Quote every line below exactly as it reads.

#### [SUPPLIED INFORMATION]
+++++
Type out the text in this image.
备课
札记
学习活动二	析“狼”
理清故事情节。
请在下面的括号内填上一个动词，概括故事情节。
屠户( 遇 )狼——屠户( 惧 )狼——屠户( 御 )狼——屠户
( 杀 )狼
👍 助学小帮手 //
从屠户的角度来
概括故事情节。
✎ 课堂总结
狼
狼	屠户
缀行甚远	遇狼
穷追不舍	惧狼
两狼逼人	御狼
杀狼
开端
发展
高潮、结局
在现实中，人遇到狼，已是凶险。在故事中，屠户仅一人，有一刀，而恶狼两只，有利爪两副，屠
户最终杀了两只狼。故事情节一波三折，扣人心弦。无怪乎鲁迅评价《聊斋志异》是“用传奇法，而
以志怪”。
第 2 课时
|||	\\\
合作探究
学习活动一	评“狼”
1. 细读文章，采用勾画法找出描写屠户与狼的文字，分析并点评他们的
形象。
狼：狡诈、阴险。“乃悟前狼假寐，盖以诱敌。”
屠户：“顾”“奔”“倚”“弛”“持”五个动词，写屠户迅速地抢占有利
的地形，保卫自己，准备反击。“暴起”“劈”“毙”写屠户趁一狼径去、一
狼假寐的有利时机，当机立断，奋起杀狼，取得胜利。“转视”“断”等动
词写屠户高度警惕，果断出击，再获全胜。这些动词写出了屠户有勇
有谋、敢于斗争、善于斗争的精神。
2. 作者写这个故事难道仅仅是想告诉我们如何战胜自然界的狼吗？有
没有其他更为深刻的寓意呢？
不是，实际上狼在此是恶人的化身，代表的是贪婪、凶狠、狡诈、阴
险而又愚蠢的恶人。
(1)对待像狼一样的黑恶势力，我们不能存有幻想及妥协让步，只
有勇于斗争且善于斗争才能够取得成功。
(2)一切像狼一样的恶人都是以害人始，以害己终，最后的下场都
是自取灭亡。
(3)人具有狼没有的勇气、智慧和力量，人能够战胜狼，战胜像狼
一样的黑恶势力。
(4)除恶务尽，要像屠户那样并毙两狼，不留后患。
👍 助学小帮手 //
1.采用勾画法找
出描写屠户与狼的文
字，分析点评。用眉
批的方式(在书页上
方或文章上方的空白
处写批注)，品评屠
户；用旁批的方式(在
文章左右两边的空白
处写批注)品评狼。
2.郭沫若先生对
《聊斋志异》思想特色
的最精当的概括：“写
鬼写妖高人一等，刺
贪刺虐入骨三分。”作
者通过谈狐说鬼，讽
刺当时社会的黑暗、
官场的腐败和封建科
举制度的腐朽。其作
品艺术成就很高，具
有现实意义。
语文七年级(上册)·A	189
+++++
#### [CORRECT ANSWER]
Type out the text in this image.
备课
札记
学习活动二	析“狼”
理清故事情节。
请在下面的括号内填上一个动词，概括故事情节。
屠户( 遇 )狼——屠户( 惧 )狼——屠户( 御 )狼——屠户
( 杀 )狼
👍 助学小帮手 //
从屠户的角度来
概括故事情节。
✎ 课堂总结
狼
狼	屠户
缀行甚远	遇狼
穷追不舍	惧狼
两狼逼人	御狼
杀狼
开端
发展
高潮、结局
在现实中，人遇到狼，已是凶险。在故事中，屠户仅一人，有一刀，而恶狼两只，有利爪两副，屠
户最终杀了两只狼。故事情节一波三折，扣人心弦。无怪乎鲁迅评价《聊斋志异》是“用传奇法，而
以志怪”。
第 2 课时
|||	\\\
合作探究
学习活动一	评“狼”
1. 细读文章，采用勾画法找出描写屠户与狼的文字，分析并点评他们的
形象。
狼：狡诈、阴险。“乃悟前狼假寐，盖以诱敌。”
屠户：“顾”“奔”“倚”“弛”“持”五个动词，写屠户迅速地抢占有利
的地形，保卫自己，准备反击。“暴起”“劈”“毙”写屠户趁一狼径去、一
狼假寐的有利时机，当机立断，奋起杀狼，取得胜利。“转视”“断”等动
词写屠户高度警惕，果断出击，再获全胜。这些动词写出了屠户有勇
有谋、敢于斗争、善于斗争的精神。
2. 作者写这个故事难道仅仅是想告诉我们如何战胜自然界的狼吗？有
没有其他更为深刻的寓意呢？
不是，实际上狼在此是恶人的化身，代表的是贪婪、凶狠、狡诈、阴
险而又愚蠢的恶人。
(1)对待像狼一样的黑恶势力，我们不能存有幻想及妥协让步，只
有勇于斗争且善于斗争才能够取得成功。
(2)一切像狼一样的恶人都是以害人始，以害己终，最后的下场都
是自取灭亡。
(3)人具有狼没有的勇气、智慧和力量，人能够战胜狼，战胜像狼
一样的黑恶势力。
(4)除恶务尽，要像屠户那样并毙两狼，不留后患。
👍 助学小帮手 //
1.采用勾画法找
出描写屠户与狼的文
字，分析点评。用眉
批的方式(在书页上
方或文章上方的空白
处写批注)，品评屠
户；用旁批的方式(在
文章左右两边的空白
处写批注)品评狼。
2.郭沫若先生对
《聊斋志异》思想特色
的最精当的概括：“写
鬼写妖高人一等，刺
贪刺虐入骨三分。”作
者通过谈狐说鬼，讽
刺当时社会的黑暗、
官场的腐败和封建科
举制度的腐朽。其作
品艺术成就很高，具
有现实意义。
语文七年级(上册)·A	189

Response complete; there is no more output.